**Aim of the exercise**
Assemble all lines in which the string "this" appears.

+++++

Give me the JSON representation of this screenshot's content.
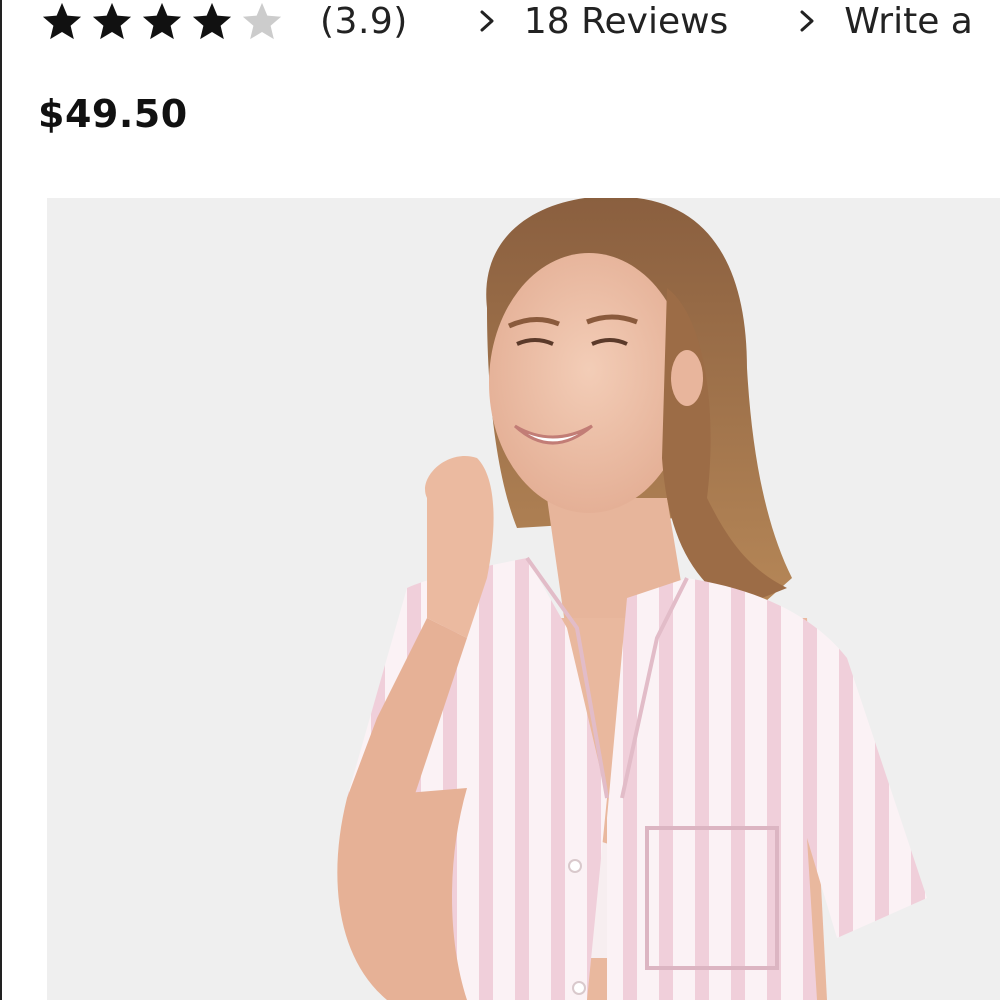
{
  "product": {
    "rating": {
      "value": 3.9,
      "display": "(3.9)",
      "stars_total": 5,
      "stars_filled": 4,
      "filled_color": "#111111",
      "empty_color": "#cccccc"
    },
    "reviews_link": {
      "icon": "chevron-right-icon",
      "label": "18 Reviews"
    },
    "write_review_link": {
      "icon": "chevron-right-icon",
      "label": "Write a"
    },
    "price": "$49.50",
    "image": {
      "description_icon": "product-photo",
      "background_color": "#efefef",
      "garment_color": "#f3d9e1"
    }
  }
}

+++++

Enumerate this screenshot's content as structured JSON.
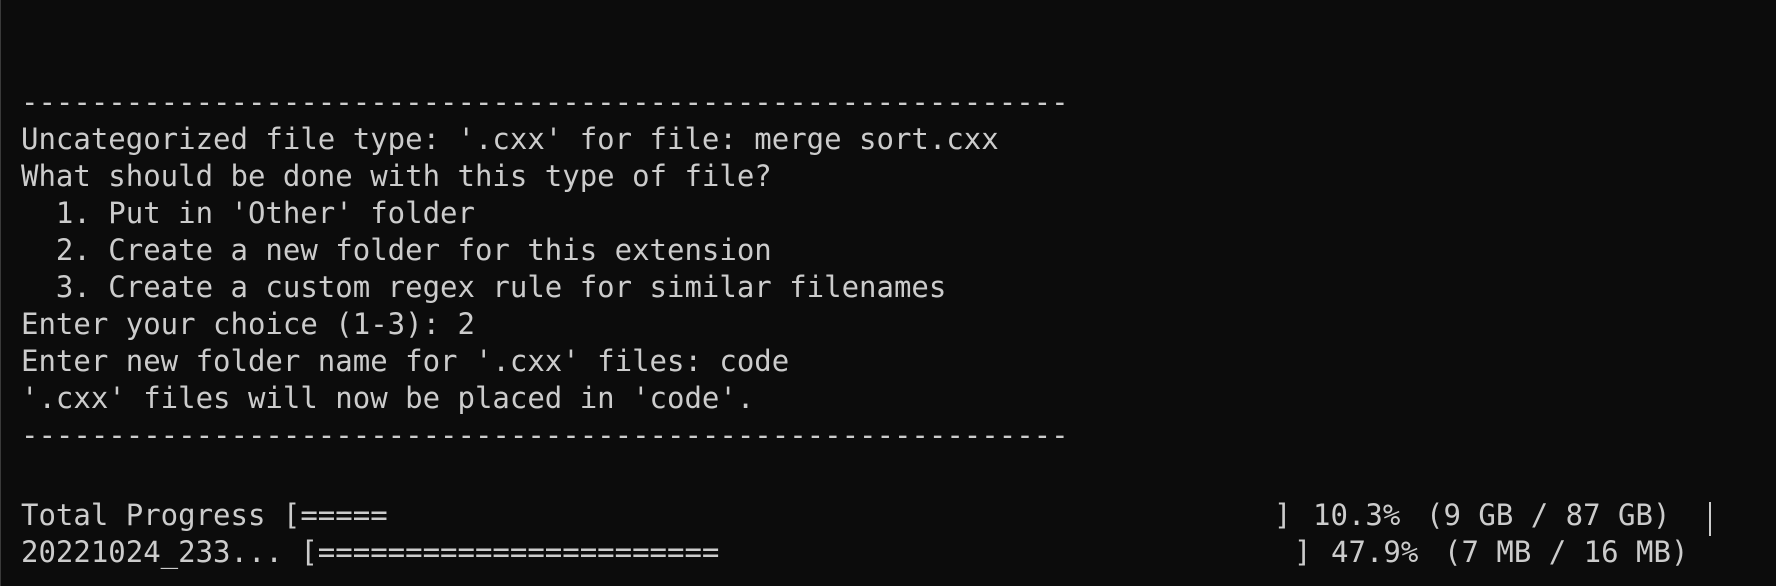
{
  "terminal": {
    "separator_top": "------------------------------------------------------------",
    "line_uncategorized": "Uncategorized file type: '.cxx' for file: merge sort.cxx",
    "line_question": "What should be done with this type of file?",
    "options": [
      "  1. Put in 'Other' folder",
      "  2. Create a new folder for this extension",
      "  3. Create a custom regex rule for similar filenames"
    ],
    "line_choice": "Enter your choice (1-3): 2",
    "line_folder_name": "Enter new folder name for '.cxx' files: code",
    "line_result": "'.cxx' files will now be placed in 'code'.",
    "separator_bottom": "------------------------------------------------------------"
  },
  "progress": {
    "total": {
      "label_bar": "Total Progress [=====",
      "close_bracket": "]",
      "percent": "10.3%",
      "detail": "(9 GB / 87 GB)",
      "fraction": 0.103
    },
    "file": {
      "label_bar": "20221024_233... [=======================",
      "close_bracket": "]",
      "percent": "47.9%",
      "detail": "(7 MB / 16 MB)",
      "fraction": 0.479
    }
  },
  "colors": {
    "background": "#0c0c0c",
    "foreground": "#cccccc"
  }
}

+++++

**Complete response**
Give me the JSON representation of this screenshot's content.
Enumerate this screenshot's content as structured JSON.
    "line_question": "What should be done with this type of file?",
      "  2. Create a new folder for this extension",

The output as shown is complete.